• **WHAT IS BEING ASKED**
Write out the whole of the material exactly.

___ SUPPLIED DATA

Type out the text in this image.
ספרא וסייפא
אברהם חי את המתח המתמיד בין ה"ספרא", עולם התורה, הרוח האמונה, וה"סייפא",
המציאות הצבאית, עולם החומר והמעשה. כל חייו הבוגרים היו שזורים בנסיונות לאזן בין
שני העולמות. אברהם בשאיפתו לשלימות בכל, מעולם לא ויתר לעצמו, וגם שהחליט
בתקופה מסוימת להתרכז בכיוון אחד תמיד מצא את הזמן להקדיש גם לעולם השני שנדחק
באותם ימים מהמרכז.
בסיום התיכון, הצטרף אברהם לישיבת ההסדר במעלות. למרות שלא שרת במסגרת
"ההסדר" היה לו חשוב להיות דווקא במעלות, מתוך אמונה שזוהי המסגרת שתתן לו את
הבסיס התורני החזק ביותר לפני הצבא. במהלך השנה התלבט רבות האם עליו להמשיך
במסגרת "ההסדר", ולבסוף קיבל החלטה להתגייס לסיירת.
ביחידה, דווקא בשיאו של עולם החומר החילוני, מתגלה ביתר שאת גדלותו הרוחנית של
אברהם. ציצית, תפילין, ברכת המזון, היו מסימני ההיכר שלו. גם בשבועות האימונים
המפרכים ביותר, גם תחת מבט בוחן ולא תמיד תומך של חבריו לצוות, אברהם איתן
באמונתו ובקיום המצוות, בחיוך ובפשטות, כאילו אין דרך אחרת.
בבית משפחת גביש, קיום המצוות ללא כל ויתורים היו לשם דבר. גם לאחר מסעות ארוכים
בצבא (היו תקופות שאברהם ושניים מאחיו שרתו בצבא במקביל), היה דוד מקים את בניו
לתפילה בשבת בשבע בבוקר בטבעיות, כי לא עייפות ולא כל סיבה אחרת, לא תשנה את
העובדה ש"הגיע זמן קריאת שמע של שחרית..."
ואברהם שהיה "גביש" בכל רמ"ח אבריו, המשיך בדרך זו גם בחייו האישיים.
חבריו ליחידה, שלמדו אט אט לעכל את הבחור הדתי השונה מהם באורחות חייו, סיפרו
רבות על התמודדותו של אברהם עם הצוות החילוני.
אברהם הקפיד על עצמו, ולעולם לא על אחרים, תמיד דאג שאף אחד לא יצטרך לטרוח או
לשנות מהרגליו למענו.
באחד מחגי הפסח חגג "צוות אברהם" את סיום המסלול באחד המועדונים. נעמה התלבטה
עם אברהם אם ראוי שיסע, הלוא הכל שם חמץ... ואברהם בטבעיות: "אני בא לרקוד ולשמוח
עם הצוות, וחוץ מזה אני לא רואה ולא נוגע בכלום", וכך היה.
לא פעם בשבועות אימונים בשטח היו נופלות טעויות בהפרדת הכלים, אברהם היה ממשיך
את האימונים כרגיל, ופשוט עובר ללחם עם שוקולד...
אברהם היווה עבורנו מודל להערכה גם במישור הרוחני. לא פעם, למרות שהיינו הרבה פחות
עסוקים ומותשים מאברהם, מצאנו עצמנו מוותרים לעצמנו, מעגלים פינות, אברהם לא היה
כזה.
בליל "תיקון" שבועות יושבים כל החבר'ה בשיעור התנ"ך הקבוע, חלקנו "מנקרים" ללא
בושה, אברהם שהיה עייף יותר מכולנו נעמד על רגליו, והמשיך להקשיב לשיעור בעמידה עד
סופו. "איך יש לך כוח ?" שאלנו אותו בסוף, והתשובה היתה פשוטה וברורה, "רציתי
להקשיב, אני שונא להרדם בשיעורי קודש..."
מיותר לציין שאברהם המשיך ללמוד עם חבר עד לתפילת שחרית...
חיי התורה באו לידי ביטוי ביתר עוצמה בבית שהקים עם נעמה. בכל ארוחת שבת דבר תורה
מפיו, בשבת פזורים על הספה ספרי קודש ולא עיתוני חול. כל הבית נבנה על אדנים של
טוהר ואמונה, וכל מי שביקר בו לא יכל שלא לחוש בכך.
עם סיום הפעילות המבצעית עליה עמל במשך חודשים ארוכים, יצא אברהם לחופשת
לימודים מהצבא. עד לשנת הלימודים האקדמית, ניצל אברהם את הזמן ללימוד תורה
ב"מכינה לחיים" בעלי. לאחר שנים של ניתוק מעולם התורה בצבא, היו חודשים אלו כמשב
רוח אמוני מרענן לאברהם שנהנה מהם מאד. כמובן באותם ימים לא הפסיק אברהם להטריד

______

• **TASK RESULT**
Type out the text in this image.
ספרא וסייפא
אברהם חי את המתח המתמיד בין ה"ספרא", עולם התורה, הרוח האמונה, וה"סייפא",
המציאות הצבאית, עולם החומר והמעשה. כל חייו הבוגרים היו שזורים בנסיונות לאזן בין
שני העולמות. אברהם בשאיפתו לשלימות בכל, מעולם לא ויתר לעצמו, וגם שהחליט
בתקופה מסוימת להתרכז בכיוון אחד תמיד מצא את הזמן להקדיש גם לעולם השני שנדחק
באותם ימים מהמרכז.
בסיום התיכון, הצטרף אברהם לישיבת ההסדר במעלות. למרות שלא שרת במסגרת
"ההסדר" היה לו חשוב להיות דווקא במעלות, מתוך אמונה שזוהי המסגרת שתתן לו את
הבסיס התורני החזק ביותר לפני הצבא. במהלך השנה התלבט רבות האם עליו להמשיך
במסגרת "ההסדר", ולבסוף קיבל החלטה להתגייס לסיירת.
ביחידה, דווקא בשיאו של עולם החומר החילוני, מתגלה ביתר שאת גדלותו הרוחנית של
אברהם. ציצית, תפילין, ברכת המזון, היו מסימני ההיכר שלו. גם בשבועות האימונים
המפרכים ביותר, גם תחת מבט בוחן ולא תמיד תומך של חבריו לצוות, אברהם איתן
באמונתו ובקיום המצוות, בחיוך ובפשטות, כאילו אין דרך אחרת.
בבית משפחת גביש, קיום המצוות ללא כל ויתורים היו לשם דבר. גם לאחר מסעות ארוכים
בצבא (היו תקופות שאברהם ושניים מאחיו שרתו בצבא במקביל), היה דוד מקים את בניו
לתפילה בשבת בשבע בבוקר בטבעיות, כי לא עייפות ולא כל סיבה אחרת, לא תשנה את
העובדה ש"הגיע זמן קריאת שמע של שחרית..."
ואברהם שהיה "גביש" בכל רמ"ח אבריו, המשיך בדרך זו גם בחייו האישיים.
חבריו ליחידה, שלמדו אט אט לעכל את הבחור הדתי השונה מהם באורחות חייו, סיפרו
רבות על התמודדותו של אברהם עם הצוות החילוני.
אברהם הקפיד על עצמו, ולעולם לא על אחרים, תמיד דאג שאף אחד לא יצטרך לטרוח או
לשנות מהרגליו למענו.
באחד מחגי הפסח חגג "צוות אברהם" את סיום המסלול באחד המועדונים. נעמה התלבטה
עם אברהם אם ראוי שיסע, הלוא הכל שם חמץ... ואברהם בטבעיות: "אני בא לרקוד ולשמוח
עם הצוות, וחוץ מזה אני לא רואה ולא נוגע בכלום", וכך היה.
לא פעם בשבועות אימונים בשטח היו נופלות טעויות בהפרדת הכלים, אברהם היה ממשיך
את האימונים כרגיל, ופשוט עובר ללחם עם שוקולד...
אברהם היווה עבורנו מודל להערכה גם במישור הרוחני. לא פעם, למרות שהיינו הרבה פחות
עסוקים ומותשים מאברהם, מצאנו עצמנו מוותרים לעצמנו, מעגלים פינות, אברהם לא היה
כזה.
בליל "תיקון" שבועות יושבים כל החבר'ה בשיעור התנ"ך הקבוע, חלקנו "מנקרים" ללא
בושה, אברהם שהיה עייף יותר מכולנו נעמד על רגליו, והמשיך להקשיב לשיעור בעמידה עד
סופו. "איך יש לך כוח ?" שאלנו אותו בסוף, והתשובה היתה פשוטה וברורה, "רציתי
להקשיב, אני שונא להרדם בשיעורי קודש..."
מיותר לציין שאברהם המשיך ללמוד עם חבר עד לתפילת שחרית...
חיי התורה באו לידי ביטוי ביתר עוצמה בבית שהקים עם נעמה. בכל ארוחת שבת דבר תורה
מפיו, בשבת פזורים על הספה ספרי קודש ולא עיתוני חול. כל הבית נבנה על אדנים של
טוהר ואמונה, וכל מי שביקר בו לא יכל שלא לחוש בכך.
עם סיום הפעילות המבצעית עליה עמל במשך חודשים ארוכים, יצא אברהם לחופשת
לימודים מהצבא. עד לשנת הלימודים האקדמית, ניצל אברהם את הזמן ללימוד תורה
ב"מכינה לחיים" בעלי. לאחר שנים של ניתוק מעולם התורה בצבא, היו חודשים אלו כמשב
רוח אמוני מרענן לאברהם שנהנה מהם מאד. כמובן באותם ימים לא הפסיק אברהם להטריד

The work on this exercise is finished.